● **Exercise**
Output the full listing word for word.

● **The input**
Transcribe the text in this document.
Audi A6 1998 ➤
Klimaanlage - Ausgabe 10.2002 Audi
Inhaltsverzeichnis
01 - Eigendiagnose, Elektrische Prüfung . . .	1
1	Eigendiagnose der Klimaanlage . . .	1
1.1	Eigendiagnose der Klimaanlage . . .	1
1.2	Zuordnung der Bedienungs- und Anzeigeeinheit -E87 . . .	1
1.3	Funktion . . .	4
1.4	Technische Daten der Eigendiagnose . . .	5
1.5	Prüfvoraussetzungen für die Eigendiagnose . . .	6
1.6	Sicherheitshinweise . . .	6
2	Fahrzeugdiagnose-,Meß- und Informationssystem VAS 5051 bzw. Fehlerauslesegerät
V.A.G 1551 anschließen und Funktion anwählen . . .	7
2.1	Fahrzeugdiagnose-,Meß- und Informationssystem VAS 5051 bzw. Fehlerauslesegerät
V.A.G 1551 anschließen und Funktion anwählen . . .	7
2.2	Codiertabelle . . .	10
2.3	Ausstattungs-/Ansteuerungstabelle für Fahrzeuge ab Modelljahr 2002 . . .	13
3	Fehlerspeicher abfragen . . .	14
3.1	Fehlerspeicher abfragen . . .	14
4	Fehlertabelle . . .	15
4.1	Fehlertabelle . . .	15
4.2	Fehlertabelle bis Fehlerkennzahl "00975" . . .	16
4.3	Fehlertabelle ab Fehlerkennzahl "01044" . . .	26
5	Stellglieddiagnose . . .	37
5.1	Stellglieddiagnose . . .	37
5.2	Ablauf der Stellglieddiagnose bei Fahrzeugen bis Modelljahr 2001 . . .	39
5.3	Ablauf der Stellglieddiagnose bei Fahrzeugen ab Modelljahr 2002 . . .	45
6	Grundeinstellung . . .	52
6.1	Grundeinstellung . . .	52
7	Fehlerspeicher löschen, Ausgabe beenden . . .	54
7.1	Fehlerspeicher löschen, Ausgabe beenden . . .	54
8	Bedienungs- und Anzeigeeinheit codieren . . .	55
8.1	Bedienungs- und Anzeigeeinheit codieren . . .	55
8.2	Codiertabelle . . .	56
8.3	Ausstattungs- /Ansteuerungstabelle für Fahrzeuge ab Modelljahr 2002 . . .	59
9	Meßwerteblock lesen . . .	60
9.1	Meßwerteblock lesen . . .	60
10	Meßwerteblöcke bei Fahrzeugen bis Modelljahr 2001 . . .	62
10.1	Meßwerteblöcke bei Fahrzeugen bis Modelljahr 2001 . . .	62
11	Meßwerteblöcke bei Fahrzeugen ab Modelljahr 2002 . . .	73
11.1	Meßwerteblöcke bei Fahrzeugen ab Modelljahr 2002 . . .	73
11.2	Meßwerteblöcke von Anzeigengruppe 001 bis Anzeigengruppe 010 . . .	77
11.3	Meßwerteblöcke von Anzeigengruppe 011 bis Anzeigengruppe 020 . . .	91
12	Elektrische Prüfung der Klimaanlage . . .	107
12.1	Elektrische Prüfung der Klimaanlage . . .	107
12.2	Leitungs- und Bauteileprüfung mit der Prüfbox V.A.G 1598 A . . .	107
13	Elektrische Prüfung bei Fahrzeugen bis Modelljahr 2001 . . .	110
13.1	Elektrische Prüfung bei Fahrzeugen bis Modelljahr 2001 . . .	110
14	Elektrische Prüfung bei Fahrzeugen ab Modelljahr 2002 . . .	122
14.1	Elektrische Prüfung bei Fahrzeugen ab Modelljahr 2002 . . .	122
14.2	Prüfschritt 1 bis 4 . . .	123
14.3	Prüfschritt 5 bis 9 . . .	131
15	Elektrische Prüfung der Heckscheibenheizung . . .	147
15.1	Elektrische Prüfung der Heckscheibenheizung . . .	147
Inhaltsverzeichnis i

● **Final result**
Transcribe the text in this document.
Audi A6 1998 ➤
Klimaanlage - Ausgabe 10.2002 Audi
Inhaltsverzeichnis
01 - Eigendiagnose, Elektrische Prüfung . . .	1
1	Eigendiagnose der Klimaanlage . . .	1
1.1	Eigendiagnose der Klimaanlage . . .	1
1.2	Zuordnung der Bedienungs- und Anzeigeeinheit -E87 . . .	1
1.3	Funktion . . .	4
1.4	Technische Daten der Eigendiagnose . . .	5
1.5	Prüfvoraussetzungen für die Eigendiagnose . . .	6
1.6	Sicherheitshinweise . . .	6
2	Fahrzeugdiagnose-,Meß- und Informationssystem VAS 5051 bzw. Fehlerauslesegerät
V.A.G 1551 anschließen und Funktion anwählen . . .	7
2.1	Fahrzeugdiagnose-,Meß- und Informationssystem VAS 5051 bzw. Fehlerauslesegerät
V.A.G 1551 anschließen und Funktion anwählen . . .	7
2.2	Codiertabelle . . .	10
2.3	Ausstattungs-/Ansteuerungstabelle für Fahrzeuge ab Modelljahr 2002 . . .	13
3	Fehlerspeicher abfragen . . .	14
3.1	Fehlerspeicher abfragen . . .	14
4	Fehlertabelle . . .	15
4.1	Fehlertabelle . . .	15
4.2	Fehlertabelle bis Fehlerkennzahl "00975" . . .	16
4.3	Fehlertabelle ab Fehlerkennzahl "01044" . . .	26
5	Stellglieddiagnose . . .	37
5.1	Stellglieddiagnose . . .	37
5.2	Ablauf der Stellglieddiagnose bei Fahrzeugen bis Modelljahr 2001 . . .	39
5.3	Ablauf der Stellglieddiagnose bei Fahrzeugen ab Modelljahr 2002 . . .	45
6	Grundeinstellung . . .	52
6.1	Grundeinstellung . . .	52
7	Fehlerspeicher löschen, Ausgabe beenden . . .	54
7.1	Fehlerspeicher löschen, Ausgabe beenden . . .	54
8	Bedienungs- und Anzeigeeinheit codieren . . .	55
8.1	Bedienungs- und Anzeigeeinheit codieren . . .	55
8.2	Codiertabelle . . .	56
8.3	Ausstattungs- /Ansteuerungstabelle für Fahrzeuge ab Modelljahr 2002 . . .	59
9	Meßwerteblock lesen . . .	60
9.1	Meßwerteblock lesen . . .	60
10	Meßwerteblöcke bei Fahrzeugen bis Modelljahr 2001 . . .	62
10.1	Meßwerteblöcke bei Fahrzeugen bis Modelljahr 2001 . . .	62
11	Meßwerteblöcke bei Fahrzeugen ab Modelljahr 2002 . . .	73
11.1	Meßwerteblöcke bei Fahrzeugen ab Modelljahr 2002 . . .	73
11.2	Meßwerteblöcke von Anzeigengruppe 001 bis Anzeigengruppe 010 . . .	77
11.3	Meßwerteblöcke von Anzeigengruppe 011 bis Anzeigengruppe 020 . . .	91
12	Elektrische Prüfung der Klimaanlage . . .	107
12.1	Elektrische Prüfung der Klimaanlage . . .	107
12.2	Leitungs- und Bauteileprüfung mit der Prüfbox V.A.G 1598 A . . .	107
13	Elektrische Prüfung bei Fahrzeugen bis Modelljahr 2001 . . .	110
13.1	Elektrische Prüfung bei Fahrzeugen bis Modelljahr 2001 . . .	110
14	Elektrische Prüfung bei Fahrzeugen ab Modelljahr 2002 . . .	122
14.1	Elektrische Prüfung bei Fahrzeugen ab Modelljahr 2002 . . .	122
14.2	Prüfschritt 1 bis 4 . . .	123
14.3	Prüfschritt 5 bis 9 . . .	131
15	Elektrische Prüfung der Heckscheibenheizung . . .	147
15.1	Elektrische Prüfung der Heckscheibenheizung . . .	147
Inhaltsverzeichnis i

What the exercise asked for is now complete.